- Given request
Pull out every line below containing the word "your".

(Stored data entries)

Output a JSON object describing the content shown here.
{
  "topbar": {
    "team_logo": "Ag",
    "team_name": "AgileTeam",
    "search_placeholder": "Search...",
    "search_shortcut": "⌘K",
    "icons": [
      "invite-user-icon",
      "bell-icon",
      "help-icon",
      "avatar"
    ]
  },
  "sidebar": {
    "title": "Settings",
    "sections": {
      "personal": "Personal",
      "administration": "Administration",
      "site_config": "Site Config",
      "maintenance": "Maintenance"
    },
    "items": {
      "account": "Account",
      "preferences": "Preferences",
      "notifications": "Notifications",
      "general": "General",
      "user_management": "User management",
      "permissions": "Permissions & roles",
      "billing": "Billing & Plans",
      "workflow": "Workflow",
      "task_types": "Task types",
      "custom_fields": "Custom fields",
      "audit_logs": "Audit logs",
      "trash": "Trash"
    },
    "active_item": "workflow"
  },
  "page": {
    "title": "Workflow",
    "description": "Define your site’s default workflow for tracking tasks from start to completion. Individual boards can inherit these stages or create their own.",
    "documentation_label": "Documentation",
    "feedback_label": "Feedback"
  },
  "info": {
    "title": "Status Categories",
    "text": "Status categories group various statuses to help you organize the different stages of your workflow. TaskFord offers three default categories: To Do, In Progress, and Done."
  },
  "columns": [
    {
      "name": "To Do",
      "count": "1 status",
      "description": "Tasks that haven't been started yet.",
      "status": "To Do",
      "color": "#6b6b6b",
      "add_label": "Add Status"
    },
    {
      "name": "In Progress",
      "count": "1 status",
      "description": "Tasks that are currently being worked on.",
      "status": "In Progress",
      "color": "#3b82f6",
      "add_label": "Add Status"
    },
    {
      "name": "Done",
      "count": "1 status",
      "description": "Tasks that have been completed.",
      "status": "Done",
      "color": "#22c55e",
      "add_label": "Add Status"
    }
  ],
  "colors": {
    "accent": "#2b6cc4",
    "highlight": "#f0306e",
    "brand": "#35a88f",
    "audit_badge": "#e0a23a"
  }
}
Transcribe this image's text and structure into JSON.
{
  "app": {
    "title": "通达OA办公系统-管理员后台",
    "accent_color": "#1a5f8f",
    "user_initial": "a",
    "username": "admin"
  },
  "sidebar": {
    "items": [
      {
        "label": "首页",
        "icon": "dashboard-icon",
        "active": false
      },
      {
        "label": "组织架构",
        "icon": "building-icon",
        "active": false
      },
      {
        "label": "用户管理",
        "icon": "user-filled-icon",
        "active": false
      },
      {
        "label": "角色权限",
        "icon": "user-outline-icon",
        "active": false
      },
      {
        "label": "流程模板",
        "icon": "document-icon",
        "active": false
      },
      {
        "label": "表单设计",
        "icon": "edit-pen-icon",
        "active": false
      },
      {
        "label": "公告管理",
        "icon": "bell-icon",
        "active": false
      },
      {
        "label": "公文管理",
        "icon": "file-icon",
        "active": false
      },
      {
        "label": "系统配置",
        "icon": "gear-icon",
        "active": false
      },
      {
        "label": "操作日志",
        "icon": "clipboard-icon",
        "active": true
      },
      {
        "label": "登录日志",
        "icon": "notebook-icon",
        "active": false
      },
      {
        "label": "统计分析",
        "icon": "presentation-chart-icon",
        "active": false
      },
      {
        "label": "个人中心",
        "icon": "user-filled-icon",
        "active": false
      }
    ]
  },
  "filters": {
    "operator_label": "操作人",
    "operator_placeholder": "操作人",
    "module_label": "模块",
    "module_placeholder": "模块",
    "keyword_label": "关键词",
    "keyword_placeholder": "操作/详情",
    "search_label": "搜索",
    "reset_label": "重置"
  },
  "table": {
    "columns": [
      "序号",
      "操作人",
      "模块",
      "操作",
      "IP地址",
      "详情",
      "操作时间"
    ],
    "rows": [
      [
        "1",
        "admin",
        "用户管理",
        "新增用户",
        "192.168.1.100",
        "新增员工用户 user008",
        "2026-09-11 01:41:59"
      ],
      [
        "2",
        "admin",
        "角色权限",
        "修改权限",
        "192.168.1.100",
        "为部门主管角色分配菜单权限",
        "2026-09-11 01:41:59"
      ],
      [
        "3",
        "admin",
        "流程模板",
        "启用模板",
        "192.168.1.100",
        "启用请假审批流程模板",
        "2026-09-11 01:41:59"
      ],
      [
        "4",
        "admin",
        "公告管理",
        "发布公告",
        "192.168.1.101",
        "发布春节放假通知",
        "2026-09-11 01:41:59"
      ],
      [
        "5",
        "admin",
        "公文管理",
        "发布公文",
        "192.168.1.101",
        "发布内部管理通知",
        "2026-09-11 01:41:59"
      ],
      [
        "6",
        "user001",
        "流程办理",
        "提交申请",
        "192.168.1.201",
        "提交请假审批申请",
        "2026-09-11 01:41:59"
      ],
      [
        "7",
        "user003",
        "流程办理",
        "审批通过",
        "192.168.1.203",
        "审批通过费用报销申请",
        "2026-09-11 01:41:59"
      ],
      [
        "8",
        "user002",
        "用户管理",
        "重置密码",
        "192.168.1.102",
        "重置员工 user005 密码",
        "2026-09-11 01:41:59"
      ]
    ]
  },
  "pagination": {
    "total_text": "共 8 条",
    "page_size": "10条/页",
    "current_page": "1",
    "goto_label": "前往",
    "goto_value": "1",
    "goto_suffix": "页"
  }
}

- Exercise response
    "description": "Define your site’s default workflow for tracking tasks from start to completion. Individual boards can inherit these stages or create their own.",
    "text": "Status categories group various statuses to help you organize the different stages of your workflow. TaskFord offers three default categories: To Do, In Progress, and Done."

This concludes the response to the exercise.